STATED EXERCISE:
All the data below goes into the copy word for word, but the pictures don't.

====== DATA LINES

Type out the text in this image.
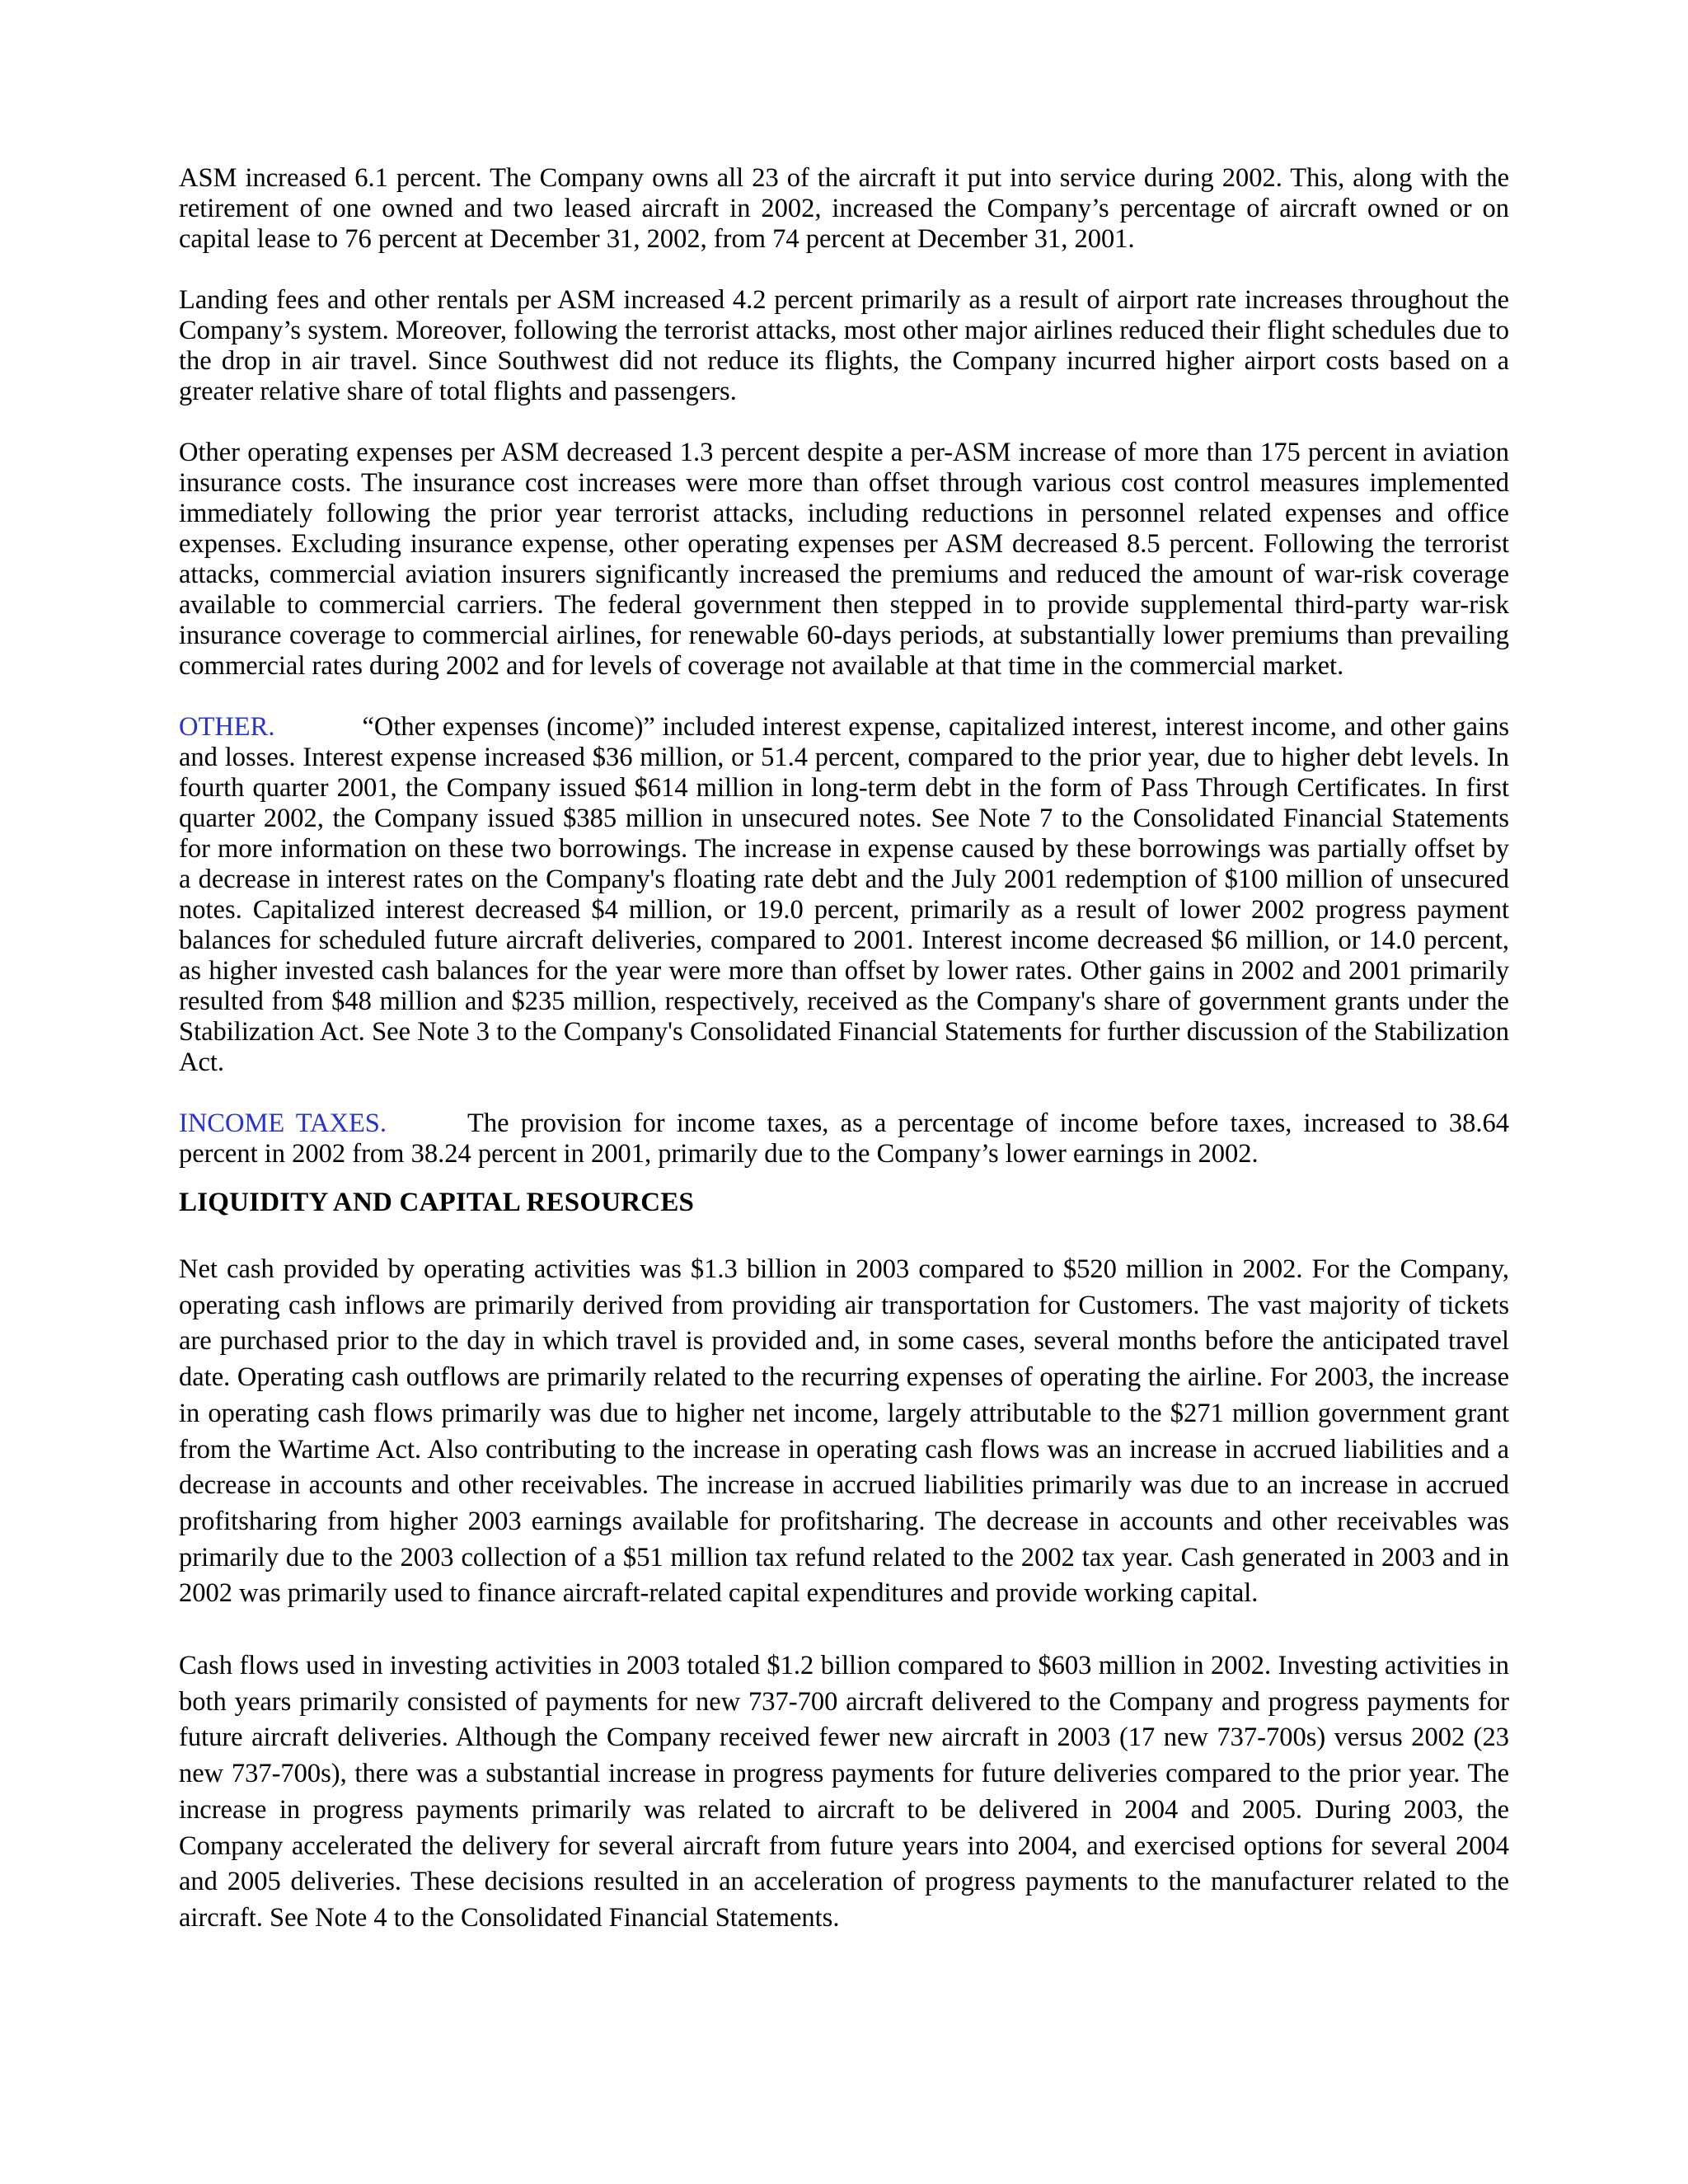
ASM increased 6.1 percent. The Company owns all 23 of the aircraft it put into service during 2002. This, along with the retirement of one owned and two leased aircraft in 2002, increased the Company’s percentage of aircraft owned or on capital lease to 76 percent at December 31, 2002, from 74 percent at December 31, 2001.

Landing fees and other rentals per ASM increased 4.2 percent primarily as a result of airport rate increases throughout the Company’s system. Moreover, following the terrorist attacks, most other major airlines reduced their flight schedules due to the drop in air travel. Since Southwest did not reduce its flights, the Company incurred higher airport costs based on a greater relative share of total flights and passengers.

Other operating expenses per ASM decreased 1.3 percent despite a per-ASM increase of more than 175 percent in aviation insurance costs. The insurance cost increases were more than offset through various cost control measures implemented immediately following the prior year terrorist attacks, including reductions in personnel related expenses and office expenses. Excluding insurance expense, other operating expenses per ASM decreased 8.5 percent. Following the terrorist attacks, commercial aviation insurers significantly increased the premiums and reduced the amount of war-risk coverage available to commercial carriers. The federal government then stepped in to provide supplemental third-party war-risk insurance coverage to commercial airlines, for renewable 60-days periods, at substantially lower premiums than prevailing commercial rates during 2002 and for levels of coverage not available at that time in the commercial market.

OTHER.	“Other expenses (income)” included interest expense, capitalized interest, interest income, and other gains and losses. Interest expense increased $36 million, or 51.4 percent, compared to the prior year, due to higher debt levels. In fourth quarter 2001, the Company issued $614 million in long-term debt in the form of Pass Through Certificates. In first quarter 2002, the Company issued $385 million in unsecured notes. See Note 7 to the Consolidated Financial Statements for more information on these two borrowings. The increase in expense caused by these borrowings was partially offset by a decrease in interest rates on the Company's floating rate debt and the July 2001 redemption of $100 million of unsecured notes. Capitalized interest decreased $4 million, or 19.0 percent, primarily as a result of lower 2002 progress payment balances for scheduled future aircraft deliveries, compared to 2001. Interest income decreased $6 million, or 14.0 percent, as higher invested cash balances for the year were more than offset by lower rates. Other gains in 2002 and 2001 primarily resulted from $48 million and $235 million, respectively, received as the Company's share of government grants under the Stabilization Act. See Note 3 to the Company's Consolidated Financial Statements for further discussion of the Stabilization Act.

INCOME TAXES.	The provision for income taxes, as a percentage of income before taxes, increased to 38.64 percent in 2002 from 38.24 percent in 2001, primarily due to the Company’s lower earnings in 2002.

LIQUIDITY AND CAPITAL RESOURCES

Net cash provided by operating activities was $1.3 billion in 2003 compared to $520 million in 2002. For the Company, operating cash inflows are primarily derived from providing air transportation for Customers. The vast majority of tickets are purchased prior to the day in which travel is provided and, in some cases, several months before the anticipated travel date. Operating cash outflows are primarily related to the recurring expenses of operating the airline. For 2003, the increase in operating cash flows primarily was due to higher net income, largely attributable to the $271 million government grant from the Wartime Act. Also contributing to the increase in operating cash flows was an increase in accrued liabilities and a decrease in accounts and other receivables. The increase in accrued liabilities primarily was due to an increase in accrued profitsharing from higher 2003 earnings available for profitsharing. The decrease in accounts and other receivables was primarily due to the 2003 collection of a $51 million tax refund related to the 2002 tax year. Cash generated in 2003 and in 2002 was primarily used to finance aircraft-related capital expenditures and provide working capital.

Cash flows used in investing activities in 2003 totaled $1.2 billion compared to $603 million in 2002. Investing activities in both years primarily consisted of payments for new 737-700 aircraft delivered to the Company and progress payments for future aircraft deliveries. Although the Company received fewer new aircraft in 2003 (17 new 737-700s) versus 2002 (23 new 737-700s), there was a substantial increase in progress payments for future deliveries compared to the prior year. The increase in progress payments primarily was related to aircraft to be delivered in 2004 and 2005. During 2003, the Company accelerated the delivery for several aircraft from future years into 2004, and exercised options for several 2004 and 2005 deliveries. These decisions resulted in an acceleration of progress payments to the manufacturer related to the aircraft. See Note 4 to the Consolidated Financial Statements.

============

OUTPUT OF THE TASK:
Type out the text in this image.
ASM increased 6.1 percent. The Company owns all 23 of the aircraft it put into service during 2002. This, along with the retirement of one owned and two leased aircraft in 2002, increased the Company’s percentage of aircraft owned or on capital lease to 76 percent at December 31, 2002, from 74 percent at December 31, 2001.

Landing fees and other rentals per ASM increased 4.2 percent primarily as a result of airport rate increases throughout the Company’s system. Moreover, following the terrorist attacks, most other major airlines reduced their flight schedules due to the drop in air travel. Since Southwest did not reduce its flights, the Company incurred higher airport costs based on a greater relative share of total flights and passengers.

Other operating expenses per ASM decreased 1.3 percent despite a per-ASM increase of more than 175 percent in aviation insurance costs. The insurance cost increases were more than offset through various cost control measures implemented immediately following the prior year terrorist attacks, including reductions in personnel related expenses and office expenses. Excluding insurance expense, other operating expenses per ASM decreased 8.5 percent. Following the terrorist attacks, commercial aviation insurers significantly increased the premiums and reduced the amount of war-risk coverage available to commercial carriers. The federal government then stepped in to provide supplemental third-party war-risk insurance coverage to commercial airlines, for renewable 60-days periods, at substantially lower premiums than prevailing commercial rates during 2002 and for levels of coverage not available at that time in the commercial market.

OTHER.	“Other expenses (income)” included interest expense, capitalized interest, interest income, and other gains and losses. Interest expense increased $36 million, or 51.4 percent, compared to the prior year, due to higher debt levels. In fourth quarter 2001, the Company issued $614 million in long-term debt in the form of Pass Through Certificates. In first quarter 2002, the Company issued $385 million in unsecured notes. See Note 7 to the Consolidated Financial Statements for more information on these two borrowings. The increase in expense caused by these borrowings was partially offset by a decrease in interest rates on the Company's floating rate debt and the July 2001 redemption of $100 million of unsecured notes. Capitalized interest decreased $4 million, or 19.0 percent, primarily as a result of lower 2002 progress payment balances for scheduled future aircraft deliveries, compared to 2001. Interest income decreased $6 million, or 14.0 percent, as higher invested cash balances for the year were more than offset by lower rates. Other gains in 2002 and 2001 primarily resulted from $48 million and $235 million, respectively, received as the Company's share of government grants under the Stabilization Act. See Note 3 to the Company's Consolidated Financial Statements for further discussion of the Stabilization Act.

INCOME TAXES.	The provision for income taxes, as a percentage of income before taxes, increased to 38.64 percent in 2002 from 38.24 percent in 2001, primarily due to the Company’s lower earnings in 2002.

LIQUIDITY AND CAPITAL RESOURCES

Net cash provided by operating activities was $1.3 billion in 2003 compared to $520 million in 2002. For the Company, operating cash inflows are primarily derived from providing air transportation for Customers. The vast majority of tickets are purchased prior to the day in which travel is provided and, in some cases, several months before the anticipated travel date. Operating cash outflows are primarily related to the recurring expenses of operating the airline. For 2003, the increase in operating cash flows primarily was due to higher net income, largely attributable to the $271 million government grant from the Wartime Act. Also contributing to the increase in operating cash flows was an increase in accrued liabilities and a decrease in accounts and other receivables. The increase in accrued liabilities primarily was due to an increase in accrued profitsharing from higher 2003 earnings available for profitsharing. The decrease in accounts and other receivables was primarily due to the 2003 collection of a $51 million tax refund related to the 2002 tax year. Cash generated in 2003 and in 2002 was primarily used to finance aircraft-related capital expenditures and provide working capital.

Cash flows used in investing activities in 2003 totaled $1.2 billion compared to $603 million in 2002. Investing activities in both years primarily consisted of payments for new 737-700 aircraft delivered to the Company and progress payments for future aircraft deliveries. Although the Company received fewer new aircraft in 2003 (17 new 737-700s) versus 2002 (23 new 737-700s), there was a substantial increase in progress payments for future deliveries compared to the prior year. The increase in progress payments primarily was related to aircraft to be delivered in 2004 and 2005. During 2003, the Company accelerated the delivery for several aircraft from future years into 2004, and exercised options for several 2004 and 2005 deliveries. These decisions resulted in an acceleration of progress payments to the manufacturer related to the aircraft. See Note 4 to the Consolidated Financial Statements.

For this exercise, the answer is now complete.